Figure content listings
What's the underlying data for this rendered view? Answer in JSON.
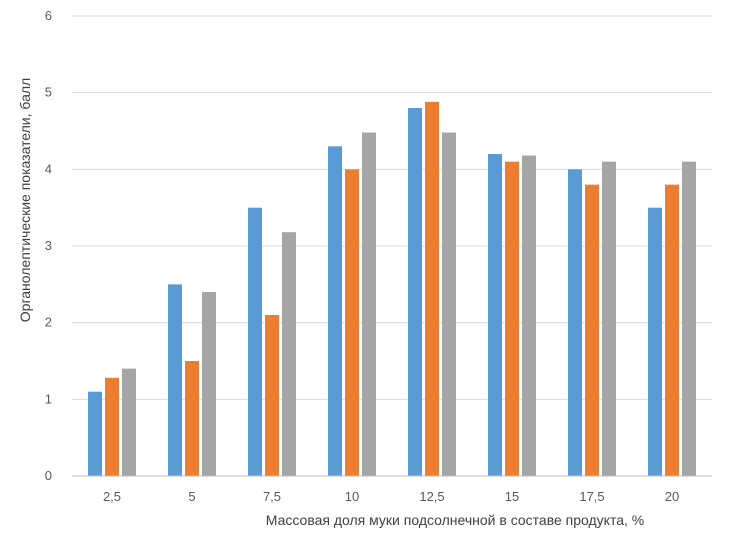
{
  "chart_data": {
    "type": "bar",
    "title": "",
    "xlabel": "Массовая доля муки подсолнечной в составе продукта, %",
    "ylabel": "Органолептические показатели, балл",
    "categories": [
      "2,5",
      "5",
      "7,5",
      "10",
      "12,5",
      "15",
      "17,5",
      "20"
    ],
    "ylim": [
      0,
      6
    ],
    "yticks": [
      "0",
      "1",
      "2",
      "3",
      "4",
      "5",
      "6"
    ],
    "grid": true,
    "legend": "none",
    "series": [
      {
        "color": "#5b9bd5",
        "values": [
          1.1,
          2.5,
          3.5,
          4.3,
          4.8,
          4.2,
          4.0,
          3.5
        ]
      },
      {
        "color": "#ed7d31",
        "values": [
          1.28,
          1.5,
          2.1,
          4.0,
          4.88,
          4.1,
          3.8,
          3.8
        ]
      },
      {
        "color": "#a5a5a5",
        "values": [
          1.4,
          2.4,
          3.18,
          4.48,
          4.48,
          4.18,
          4.1,
          4.1
        ]
      }
    ]
  }
}
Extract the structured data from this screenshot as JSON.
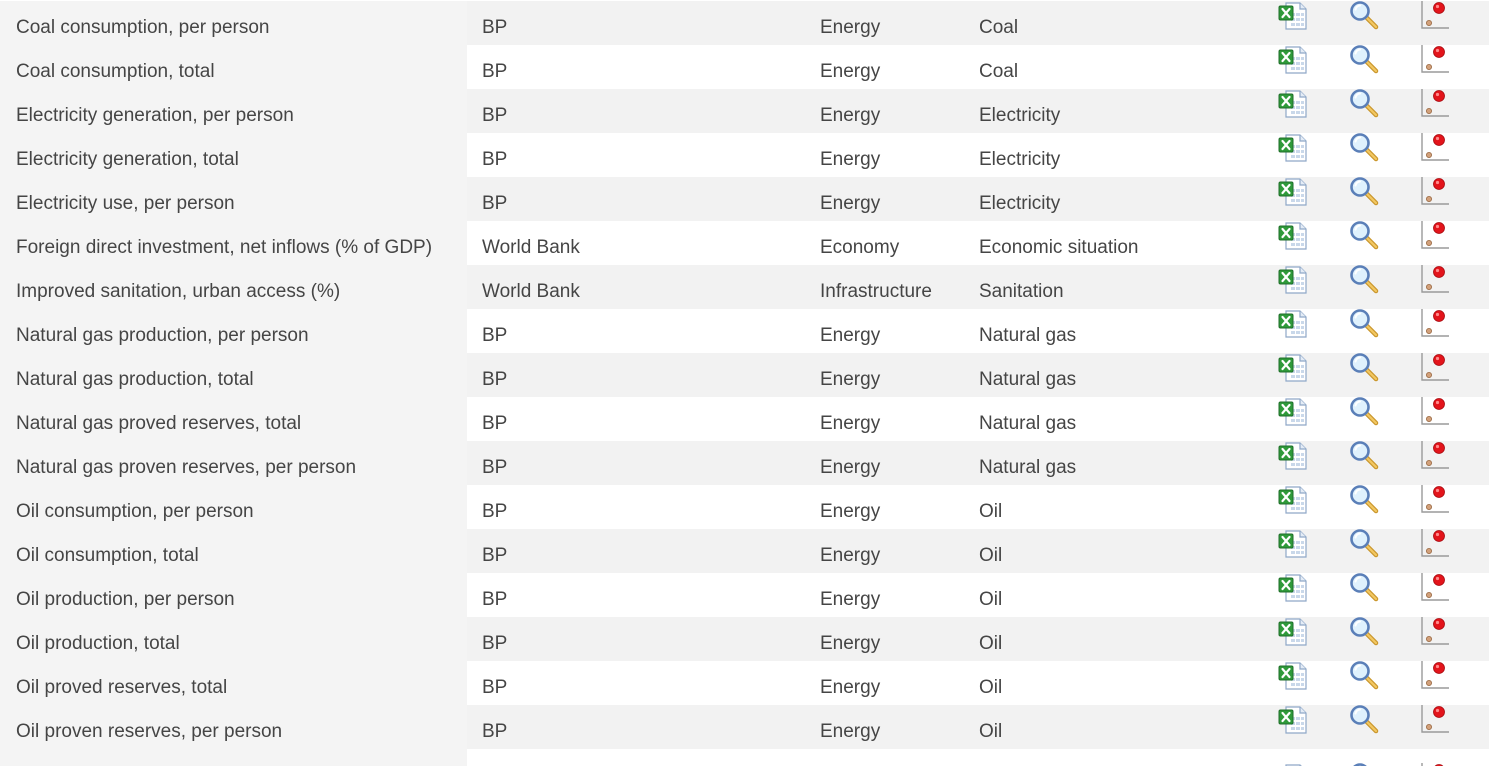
{
  "table": {
    "rows": [
      {
        "name": "Coal consumption, per person",
        "source": "BP",
        "category": "Energy",
        "subcategory": "Coal"
      },
      {
        "name": "Coal consumption, total",
        "source": "BP",
        "category": "Energy",
        "subcategory": "Coal"
      },
      {
        "name": "Electricity generation, per person",
        "source": "BP",
        "category": "Energy",
        "subcategory": "Electricity"
      },
      {
        "name": "Electricity generation, total",
        "source": "BP",
        "category": "Energy",
        "subcategory": "Electricity"
      },
      {
        "name": "Electricity use, per person",
        "source": "BP",
        "category": "Energy",
        "subcategory": "Electricity"
      },
      {
        "name": "Foreign direct investment, net inflows (% of GDP)",
        "source": "World Bank",
        "category": "Economy",
        "subcategory": "Economic situation"
      },
      {
        "name": "Improved sanitation, urban access (%)",
        "source": "World Bank",
        "category": "Infrastructure",
        "subcategory": "Sanitation"
      },
      {
        "name": "Natural gas production, per person",
        "source": "BP",
        "category": "Energy",
        "subcategory": "Natural gas"
      },
      {
        "name": "Natural gas production, total",
        "source": "BP",
        "category": "Energy",
        "subcategory": "Natural gas"
      },
      {
        "name": "Natural gas proved reserves, total",
        "source": "BP",
        "category": "Energy",
        "subcategory": "Natural gas"
      },
      {
        "name": "Natural gas proven reserves, per person",
        "source": "BP",
        "category": "Energy",
        "subcategory": "Natural gas"
      },
      {
        "name": "Oil consumption, per person",
        "source": "BP",
        "category": "Energy",
        "subcategory": "Oil"
      },
      {
        "name": "Oil consumption, total",
        "source": "BP",
        "category": "Energy",
        "subcategory": "Oil"
      },
      {
        "name": "Oil production, per person",
        "source": "BP",
        "category": "Energy",
        "subcategory": "Oil"
      },
      {
        "name": "Oil production, total",
        "source": "BP",
        "category": "Energy",
        "subcategory": "Oil"
      },
      {
        "name": "Oil proved reserves, total",
        "source": "BP",
        "category": "Energy",
        "subcategory": "Oil"
      },
      {
        "name": "Oil proven reserves, per person",
        "source": "BP",
        "category": "Energy",
        "subcategory": "Oil"
      }
    ],
    "row_icons": [
      "excel-download-icon",
      "magnifier-view-icon",
      "scatter-chart-icon"
    ]
  }
}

■ **Aim**:
The string "JSON" may appear in lines of the listing above; tally those lines and give the number only.

■ **Solution to this exercise**:
2